#### What to work on
All lines featuring the string "Legislatura" are to be listed.

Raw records

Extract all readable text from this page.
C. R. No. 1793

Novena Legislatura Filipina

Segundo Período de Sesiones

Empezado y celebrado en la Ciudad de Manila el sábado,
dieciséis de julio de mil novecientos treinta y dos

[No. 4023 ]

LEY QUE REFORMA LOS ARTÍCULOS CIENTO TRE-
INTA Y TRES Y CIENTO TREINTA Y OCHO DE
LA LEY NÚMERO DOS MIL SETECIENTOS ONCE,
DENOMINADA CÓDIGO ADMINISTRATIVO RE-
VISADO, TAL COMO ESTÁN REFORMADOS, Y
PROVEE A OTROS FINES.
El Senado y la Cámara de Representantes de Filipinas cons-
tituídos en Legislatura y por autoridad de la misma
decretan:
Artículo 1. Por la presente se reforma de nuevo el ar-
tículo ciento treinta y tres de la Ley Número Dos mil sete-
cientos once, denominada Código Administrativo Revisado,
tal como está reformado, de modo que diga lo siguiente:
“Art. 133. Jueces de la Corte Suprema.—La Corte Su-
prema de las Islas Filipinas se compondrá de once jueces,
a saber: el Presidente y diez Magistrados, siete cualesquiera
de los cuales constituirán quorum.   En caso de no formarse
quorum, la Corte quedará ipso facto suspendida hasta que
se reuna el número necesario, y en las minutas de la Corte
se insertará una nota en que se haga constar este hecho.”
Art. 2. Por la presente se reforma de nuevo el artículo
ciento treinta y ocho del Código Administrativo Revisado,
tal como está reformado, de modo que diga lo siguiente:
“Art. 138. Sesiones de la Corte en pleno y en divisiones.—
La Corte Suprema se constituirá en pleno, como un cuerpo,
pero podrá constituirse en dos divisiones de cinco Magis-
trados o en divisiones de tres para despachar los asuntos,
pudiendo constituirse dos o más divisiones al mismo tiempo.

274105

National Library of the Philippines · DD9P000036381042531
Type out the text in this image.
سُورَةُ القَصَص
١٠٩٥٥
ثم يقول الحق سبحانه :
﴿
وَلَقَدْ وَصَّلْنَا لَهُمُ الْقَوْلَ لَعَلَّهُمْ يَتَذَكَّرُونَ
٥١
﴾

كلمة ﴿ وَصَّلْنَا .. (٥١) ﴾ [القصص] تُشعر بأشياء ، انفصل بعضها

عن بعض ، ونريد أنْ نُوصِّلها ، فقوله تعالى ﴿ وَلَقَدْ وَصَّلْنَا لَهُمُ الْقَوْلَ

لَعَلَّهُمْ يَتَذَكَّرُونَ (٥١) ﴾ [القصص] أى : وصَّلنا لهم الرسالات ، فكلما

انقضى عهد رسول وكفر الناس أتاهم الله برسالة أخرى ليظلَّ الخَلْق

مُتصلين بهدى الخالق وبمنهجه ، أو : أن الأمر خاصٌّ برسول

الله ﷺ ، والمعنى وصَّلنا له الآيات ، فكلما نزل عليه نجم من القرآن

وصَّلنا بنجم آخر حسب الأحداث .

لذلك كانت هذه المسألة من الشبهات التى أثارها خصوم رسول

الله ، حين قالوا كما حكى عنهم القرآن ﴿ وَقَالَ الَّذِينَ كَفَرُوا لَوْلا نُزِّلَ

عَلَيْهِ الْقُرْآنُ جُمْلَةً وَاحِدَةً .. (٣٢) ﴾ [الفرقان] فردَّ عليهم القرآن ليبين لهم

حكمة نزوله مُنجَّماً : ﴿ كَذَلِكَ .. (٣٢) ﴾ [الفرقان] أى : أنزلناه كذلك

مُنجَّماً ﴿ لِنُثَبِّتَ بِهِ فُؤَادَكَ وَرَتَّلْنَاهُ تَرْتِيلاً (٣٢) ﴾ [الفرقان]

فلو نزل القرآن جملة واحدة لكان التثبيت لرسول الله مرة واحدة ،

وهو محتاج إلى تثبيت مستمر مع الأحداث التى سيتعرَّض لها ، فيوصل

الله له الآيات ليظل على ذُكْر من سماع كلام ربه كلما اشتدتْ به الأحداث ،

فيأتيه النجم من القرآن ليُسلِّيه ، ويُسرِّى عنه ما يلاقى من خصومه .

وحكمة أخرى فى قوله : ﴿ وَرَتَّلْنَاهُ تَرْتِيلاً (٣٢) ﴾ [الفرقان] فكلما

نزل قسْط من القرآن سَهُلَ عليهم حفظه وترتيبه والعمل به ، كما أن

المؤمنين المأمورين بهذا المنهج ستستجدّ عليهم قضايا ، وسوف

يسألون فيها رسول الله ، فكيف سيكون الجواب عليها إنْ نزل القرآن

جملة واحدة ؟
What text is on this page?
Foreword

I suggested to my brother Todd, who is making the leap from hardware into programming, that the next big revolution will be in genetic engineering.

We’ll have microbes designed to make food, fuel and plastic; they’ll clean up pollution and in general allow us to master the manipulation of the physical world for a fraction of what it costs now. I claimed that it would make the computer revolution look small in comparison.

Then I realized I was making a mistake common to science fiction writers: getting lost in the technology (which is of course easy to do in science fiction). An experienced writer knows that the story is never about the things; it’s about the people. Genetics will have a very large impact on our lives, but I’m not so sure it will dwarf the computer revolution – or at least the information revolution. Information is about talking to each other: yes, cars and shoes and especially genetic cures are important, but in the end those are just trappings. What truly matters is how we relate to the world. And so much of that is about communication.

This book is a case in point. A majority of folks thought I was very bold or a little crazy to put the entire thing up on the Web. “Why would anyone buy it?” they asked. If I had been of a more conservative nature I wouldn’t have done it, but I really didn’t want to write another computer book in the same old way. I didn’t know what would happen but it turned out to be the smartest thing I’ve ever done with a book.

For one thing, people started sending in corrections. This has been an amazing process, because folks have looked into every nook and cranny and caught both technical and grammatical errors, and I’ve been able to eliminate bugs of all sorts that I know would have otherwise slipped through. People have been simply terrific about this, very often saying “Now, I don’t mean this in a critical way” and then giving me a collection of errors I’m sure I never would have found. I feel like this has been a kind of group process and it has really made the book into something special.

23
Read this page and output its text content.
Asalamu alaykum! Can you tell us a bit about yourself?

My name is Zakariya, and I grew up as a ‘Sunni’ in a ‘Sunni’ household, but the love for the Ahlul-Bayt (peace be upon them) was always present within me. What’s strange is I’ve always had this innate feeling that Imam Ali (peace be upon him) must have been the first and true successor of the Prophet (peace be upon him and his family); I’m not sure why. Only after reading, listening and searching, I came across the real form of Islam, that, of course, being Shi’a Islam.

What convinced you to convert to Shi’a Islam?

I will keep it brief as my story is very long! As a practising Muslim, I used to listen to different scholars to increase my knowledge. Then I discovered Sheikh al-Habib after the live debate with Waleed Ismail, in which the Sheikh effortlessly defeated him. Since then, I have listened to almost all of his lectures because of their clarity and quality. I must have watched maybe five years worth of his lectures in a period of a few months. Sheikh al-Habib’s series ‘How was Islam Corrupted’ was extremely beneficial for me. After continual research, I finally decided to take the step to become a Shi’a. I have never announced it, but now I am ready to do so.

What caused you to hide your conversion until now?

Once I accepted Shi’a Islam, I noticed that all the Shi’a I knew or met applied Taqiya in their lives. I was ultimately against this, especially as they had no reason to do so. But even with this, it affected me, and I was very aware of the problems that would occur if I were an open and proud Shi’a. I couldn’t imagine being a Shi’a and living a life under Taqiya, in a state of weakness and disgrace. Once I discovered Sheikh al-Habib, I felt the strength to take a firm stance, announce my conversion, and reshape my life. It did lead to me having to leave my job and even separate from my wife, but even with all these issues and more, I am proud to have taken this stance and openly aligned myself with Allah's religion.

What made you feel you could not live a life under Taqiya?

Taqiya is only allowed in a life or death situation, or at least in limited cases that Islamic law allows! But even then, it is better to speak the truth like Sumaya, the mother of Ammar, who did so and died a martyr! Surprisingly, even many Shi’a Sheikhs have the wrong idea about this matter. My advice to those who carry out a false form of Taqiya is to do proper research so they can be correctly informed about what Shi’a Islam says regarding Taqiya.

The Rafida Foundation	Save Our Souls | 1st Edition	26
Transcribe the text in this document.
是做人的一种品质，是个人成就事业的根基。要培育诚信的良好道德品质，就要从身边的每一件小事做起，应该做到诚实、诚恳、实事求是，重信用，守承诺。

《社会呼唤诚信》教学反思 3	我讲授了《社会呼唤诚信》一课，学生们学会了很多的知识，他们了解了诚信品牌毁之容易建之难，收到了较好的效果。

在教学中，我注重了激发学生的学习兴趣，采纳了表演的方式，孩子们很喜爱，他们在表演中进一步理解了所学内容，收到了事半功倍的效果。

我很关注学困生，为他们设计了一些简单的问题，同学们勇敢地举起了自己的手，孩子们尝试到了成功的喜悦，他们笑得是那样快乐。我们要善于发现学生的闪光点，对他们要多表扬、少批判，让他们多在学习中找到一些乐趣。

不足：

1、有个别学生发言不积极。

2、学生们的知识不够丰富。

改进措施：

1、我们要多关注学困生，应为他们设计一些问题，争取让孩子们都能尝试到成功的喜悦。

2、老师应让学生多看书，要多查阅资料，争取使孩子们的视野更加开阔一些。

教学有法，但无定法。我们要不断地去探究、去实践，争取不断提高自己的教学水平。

#### Result for this task
Novena Legislatura Filipina
tituídos en Legislatura y por autoridad de la misma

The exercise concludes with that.